◆ **GIVEN INSTRUCTION**
Repeat everything in the material exactly.

◆ **RECORDS SUPPLIED**

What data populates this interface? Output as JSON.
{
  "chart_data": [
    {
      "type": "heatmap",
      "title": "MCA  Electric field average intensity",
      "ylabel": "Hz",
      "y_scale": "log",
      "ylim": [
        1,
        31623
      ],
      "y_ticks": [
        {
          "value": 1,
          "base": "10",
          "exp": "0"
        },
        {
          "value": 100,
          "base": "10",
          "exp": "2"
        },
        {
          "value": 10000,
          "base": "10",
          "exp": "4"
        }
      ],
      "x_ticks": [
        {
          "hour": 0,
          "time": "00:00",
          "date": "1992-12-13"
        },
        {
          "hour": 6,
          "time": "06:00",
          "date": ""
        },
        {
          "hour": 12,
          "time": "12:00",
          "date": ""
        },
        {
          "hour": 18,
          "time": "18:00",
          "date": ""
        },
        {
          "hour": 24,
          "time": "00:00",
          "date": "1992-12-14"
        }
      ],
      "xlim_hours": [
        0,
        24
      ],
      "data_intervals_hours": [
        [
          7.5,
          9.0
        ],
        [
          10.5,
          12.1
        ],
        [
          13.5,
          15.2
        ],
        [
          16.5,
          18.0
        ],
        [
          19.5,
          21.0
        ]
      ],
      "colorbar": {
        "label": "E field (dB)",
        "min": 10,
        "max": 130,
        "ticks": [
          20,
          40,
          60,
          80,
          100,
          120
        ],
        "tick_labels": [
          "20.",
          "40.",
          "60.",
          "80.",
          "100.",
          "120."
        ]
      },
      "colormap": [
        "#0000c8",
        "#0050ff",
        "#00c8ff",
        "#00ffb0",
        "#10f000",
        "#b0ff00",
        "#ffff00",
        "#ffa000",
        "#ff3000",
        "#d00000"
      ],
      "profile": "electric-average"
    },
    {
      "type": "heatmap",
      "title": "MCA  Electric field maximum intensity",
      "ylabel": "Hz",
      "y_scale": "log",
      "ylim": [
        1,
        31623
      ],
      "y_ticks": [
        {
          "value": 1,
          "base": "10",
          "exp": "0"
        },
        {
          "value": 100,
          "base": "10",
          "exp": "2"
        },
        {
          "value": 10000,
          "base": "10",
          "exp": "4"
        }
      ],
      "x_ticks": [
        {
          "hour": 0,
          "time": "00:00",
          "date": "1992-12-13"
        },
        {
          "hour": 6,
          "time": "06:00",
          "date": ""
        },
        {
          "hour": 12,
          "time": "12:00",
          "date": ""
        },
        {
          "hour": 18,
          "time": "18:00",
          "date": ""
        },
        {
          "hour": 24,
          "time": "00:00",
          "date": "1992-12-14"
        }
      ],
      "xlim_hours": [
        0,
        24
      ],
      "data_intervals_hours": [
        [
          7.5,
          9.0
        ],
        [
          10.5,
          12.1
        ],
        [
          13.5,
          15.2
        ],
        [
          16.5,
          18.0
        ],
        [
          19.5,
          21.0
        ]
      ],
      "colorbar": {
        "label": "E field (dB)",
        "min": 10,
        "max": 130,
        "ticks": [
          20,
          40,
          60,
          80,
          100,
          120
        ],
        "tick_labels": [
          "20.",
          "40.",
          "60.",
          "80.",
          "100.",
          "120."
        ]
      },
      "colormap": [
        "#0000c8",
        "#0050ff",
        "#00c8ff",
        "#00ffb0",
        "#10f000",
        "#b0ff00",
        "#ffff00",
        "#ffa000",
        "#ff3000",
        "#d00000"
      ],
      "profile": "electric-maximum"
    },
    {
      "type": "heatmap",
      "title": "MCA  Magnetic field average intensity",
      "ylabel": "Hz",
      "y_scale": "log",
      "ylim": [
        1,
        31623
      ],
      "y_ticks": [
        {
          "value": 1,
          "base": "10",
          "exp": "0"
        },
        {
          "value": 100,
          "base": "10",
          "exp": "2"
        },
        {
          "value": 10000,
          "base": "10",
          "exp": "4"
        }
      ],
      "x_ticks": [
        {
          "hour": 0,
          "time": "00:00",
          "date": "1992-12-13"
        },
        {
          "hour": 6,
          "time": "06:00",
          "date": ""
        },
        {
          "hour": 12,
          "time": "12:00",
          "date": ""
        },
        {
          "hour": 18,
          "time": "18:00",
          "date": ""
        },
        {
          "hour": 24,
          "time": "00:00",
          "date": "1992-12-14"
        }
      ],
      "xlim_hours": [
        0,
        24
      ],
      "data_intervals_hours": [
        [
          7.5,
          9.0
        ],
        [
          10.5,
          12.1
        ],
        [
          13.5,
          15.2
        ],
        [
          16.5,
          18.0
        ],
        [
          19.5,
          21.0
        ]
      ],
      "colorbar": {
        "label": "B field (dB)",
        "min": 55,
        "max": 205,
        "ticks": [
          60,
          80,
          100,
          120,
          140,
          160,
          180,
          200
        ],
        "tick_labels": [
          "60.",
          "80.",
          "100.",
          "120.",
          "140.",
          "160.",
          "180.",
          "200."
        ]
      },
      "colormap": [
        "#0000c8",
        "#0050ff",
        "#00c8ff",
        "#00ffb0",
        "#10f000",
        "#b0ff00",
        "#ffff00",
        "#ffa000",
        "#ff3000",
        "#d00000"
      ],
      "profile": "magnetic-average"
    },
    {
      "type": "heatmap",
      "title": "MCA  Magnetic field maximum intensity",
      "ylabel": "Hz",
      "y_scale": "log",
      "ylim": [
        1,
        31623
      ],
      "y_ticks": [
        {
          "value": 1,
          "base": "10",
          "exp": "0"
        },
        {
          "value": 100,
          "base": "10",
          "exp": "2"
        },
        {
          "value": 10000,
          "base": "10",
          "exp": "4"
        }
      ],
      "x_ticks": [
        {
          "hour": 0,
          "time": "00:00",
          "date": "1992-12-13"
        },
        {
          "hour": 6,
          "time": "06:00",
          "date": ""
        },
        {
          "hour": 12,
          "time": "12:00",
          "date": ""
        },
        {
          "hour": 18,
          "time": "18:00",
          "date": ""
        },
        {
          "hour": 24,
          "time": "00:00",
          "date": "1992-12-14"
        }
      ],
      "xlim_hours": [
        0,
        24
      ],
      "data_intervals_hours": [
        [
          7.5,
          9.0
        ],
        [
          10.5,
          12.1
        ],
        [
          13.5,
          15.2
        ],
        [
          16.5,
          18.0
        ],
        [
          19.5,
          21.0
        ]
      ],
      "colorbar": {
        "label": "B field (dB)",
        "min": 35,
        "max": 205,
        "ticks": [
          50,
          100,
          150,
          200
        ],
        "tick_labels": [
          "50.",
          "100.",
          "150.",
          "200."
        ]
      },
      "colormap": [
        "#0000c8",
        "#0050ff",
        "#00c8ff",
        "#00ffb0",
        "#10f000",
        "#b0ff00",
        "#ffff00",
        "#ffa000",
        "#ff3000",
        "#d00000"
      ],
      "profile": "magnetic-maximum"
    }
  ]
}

◆ **FULL SOLUTION**
What data populates this interface? Output as JSON.
{
  "chart_data": [
    {
      "type": "heatmap",
      "title": "MCA  Electric field average intensity",
      "ylabel": "Hz",
      "y_scale": "log",
      "ylim": [
        1,
        31623
      ],
      "y_ticks": [
        {
          "value": 1,
          "base": "10",
          "exp": "0"
        },
        {
          "value": 100,
          "base": "10",
          "exp": "2"
        },
        {
          "value": 10000,
          "base": "10",
          "exp": "4"
        }
      ],
      "x_ticks": [
        {
          "hour": 0,
          "time": "00:00",
          "date": "1992-12-13"
        },
        {
          "hour": 6,
          "time": "06:00",
          "date": ""
        },
        {
          "hour": 12,
          "time": "12:00",
          "date": ""
        },
        {
          "hour": 18,
          "time": "18:00",
          "date": ""
        },
        {
          "hour": 24,
          "time": "00:00",
          "date": "1992-12-14"
        }
      ],
      "xlim_hours": [
        0,
        24
      ],
      "data_intervals_hours": [
        [
          7.5,
          9.0
        ],
        [
          10.5,
          12.1
        ],
        [
          13.5,
          15.2
        ],
        [
          16.5,
          18.0
        ],
        [
          19.5,
          21.0
        ]
      ],
      "colorbar": {
        "label": "E field (dB)",
        "min": 10,
        "max": 130,
        "ticks": [
          20,
          40,
          60,
          80,
          100,
          120
        ],
        "tick_labels": [
          "20.",
          "40.",
          "60.",
          "80.",
          "100.",
          "120."
        ]
      },
      "colormap": [
        "#0000c8",
        "#0050ff",
        "#00c8ff",
        "#00ffb0",
        "#10f000",
        "#b0ff00",
        "#ffff00",
        "#ffa000",
        "#ff3000",
        "#d00000"
      ],
      "profile": "electric-average"
    },
    {
      "type": "heatmap",
      "title": "MCA  Electric field maximum intensity",
      "ylabel": "Hz",
      "y_scale": "log",
      "ylim": [
        1,
        31623
      ],
      "y_ticks": [
        {
          "value": 1,
          "base": "10",
          "exp": "0"
        },
        {
          "value": 100,
          "base": "10",
          "exp": "2"
        },
        {
          "value": 10000,
          "base": "10",
          "exp": "4"
        }
      ],
      "x_ticks": [
        {
          "hour": 0,
          "time": "00:00",
          "date": "1992-12-13"
        },
        {
          "hour": 6,
          "time": "06:00",
          "date": ""
        },
        {
          "hour": 12,
          "time": "12:00",
          "date": ""
        },
        {
          "hour": 18,
          "time": "18:00",
          "date": ""
        },
        {
          "hour": 24,
          "time": "00:00",
          "date": "1992-12-14"
        }
      ],
      "xlim_hours": [
        0,
        24
      ],
      "data_intervals_hours": [
        [
          7.5,
          9.0
        ],
        [
          10.5,
          12.1
        ],
        [
          13.5,
          15.2
        ],
        [
          16.5,
          18.0
        ],
        [
          19.5,
          21.0
        ]
      ],
      "colorbar": {
        "label": "E field (dB)",
        "min": 10,
        "max": 130,
        "ticks": [
          20,
          40,
          60,
          80,
          100,
          120
        ],
        "tick_labels": [
          "20.",
          "40.",
          "60.",
          "80.",
          "100.",
          "120."
        ]
      },
      "colormap": [
        "#0000c8",
        "#0050ff",
        "#00c8ff",
        "#00ffb0",
        "#10f000",
        "#b0ff00",
        "#ffff00",
        "#ffa000",
        "#ff3000",
        "#d00000"
      ],
      "profile": "electric-maximum"
    },
    {
      "type": "heatmap",
      "title": "MCA  Magnetic field average intensity",
      "ylabel": "Hz",
      "y_scale": "log",
      "ylim": [
        1,
        31623
      ],
      "y_ticks": [
        {
          "value": 1,
          "base": "10",
          "exp": "0"
        },
        {
          "value": 100,
          "base": "10",
          "exp": "2"
        },
        {
          "value": 10000,
          "base": "10",
          "exp": "4"
        }
      ],
      "x_ticks": [
        {
          "hour": 0,
          "time": "00:00",
          "date": "1992-12-13"
        },
        {
          "hour": 6,
          "time": "06:00",
          "date": ""
        },
        {
          "hour": 12,
          "time": "12:00",
          "date": ""
        },
        {
          "hour": 18,
          "time": "18:00",
          "date": ""
        },
        {
          "hour": 24,
          "time": "00:00",
          "date": "1992-12-14"
        }
      ],
      "xlim_hours": [
        0,
        24
      ],
      "data_intervals_hours": [
        [
          7.5,
          9.0
        ],
        [
          10.5,
          12.1
        ],
        [
          13.5,
          15.2
        ],
        [
          16.5,
          18.0
        ],
        [
          19.5,
          21.0
        ]
      ],
      "colorbar": {
        "label": "B field (dB)",
        "min": 55,
        "max": 205,
        "ticks": [
          60,
          80,
          100,
          120,
          140,
          160,
          180,
          200
        ],
        "tick_labels": [
          "60.",
          "80.",
          "100.",
          "120.",
          "140.",
          "160.",
          "180.",
          "200."
        ]
      },
      "colormap": [
        "#0000c8",
        "#0050ff",
        "#00c8ff",
        "#00ffb0",
        "#10f000",
        "#b0ff00",
        "#ffff00",
        "#ffa000",
        "#ff3000",
        "#d00000"
      ],
      "profile": "magnetic-average"
    },
    {
      "type": "heatmap",
      "title": "MCA  Magnetic field maximum intensity",
      "ylabel": "Hz",
      "y_scale": "log",
      "ylim": [
        1,
        31623
      ],
      "y_ticks": [
        {
          "value": 1,
          "base": "10",
          "exp": "0"
        },
        {
          "value": 100,
          "base": "10",
          "exp": "2"
        },
        {
          "value": 10000,
          "base": "10",
          "exp": "4"
        }
      ],
      "x_ticks": [
        {
          "hour": 0,
          "time": "00:00",
          "date": "1992-12-13"
        },
        {
          "hour": 6,
          "time": "06:00",
          "date": ""
        },
        {
          "hour": 12,
          "time": "12:00",
          "date": ""
        },
        {
          "hour": 18,
          "time": "18:00",
          "date": ""
        },
        {
          "hour": 24,
          "time": "00:00",
          "date": "1992-12-14"
        }
      ],
      "xlim_hours": [
        0,
        24
      ],
      "data_intervals_hours": [
        [
          7.5,
          9.0
        ],
        [
          10.5,
          12.1
        ],
        [
          13.5,
          15.2
        ],
        [
          16.5,
          18.0
        ],
        [
          19.5,
          21.0
        ]
      ],
      "colorbar": {
        "label": "B field (dB)",
        "min": 35,
        "max": 205,
        "ticks": [
          50,
          100,
          150,
          200
        ],
        "tick_labels": [
          "50.",
          "100.",
          "150.",
          "200."
        ]
      },
      "colormap": [
        "#0000c8",
        "#0050ff",
        "#00c8ff",
        "#00ffb0",
        "#10f000",
        "#b0ff00",
        "#ffff00",
        "#ffa000",
        "#ff3000",
        "#d00000"
      ],
      "profile": "magnetic-maximum"
    }
  ]
}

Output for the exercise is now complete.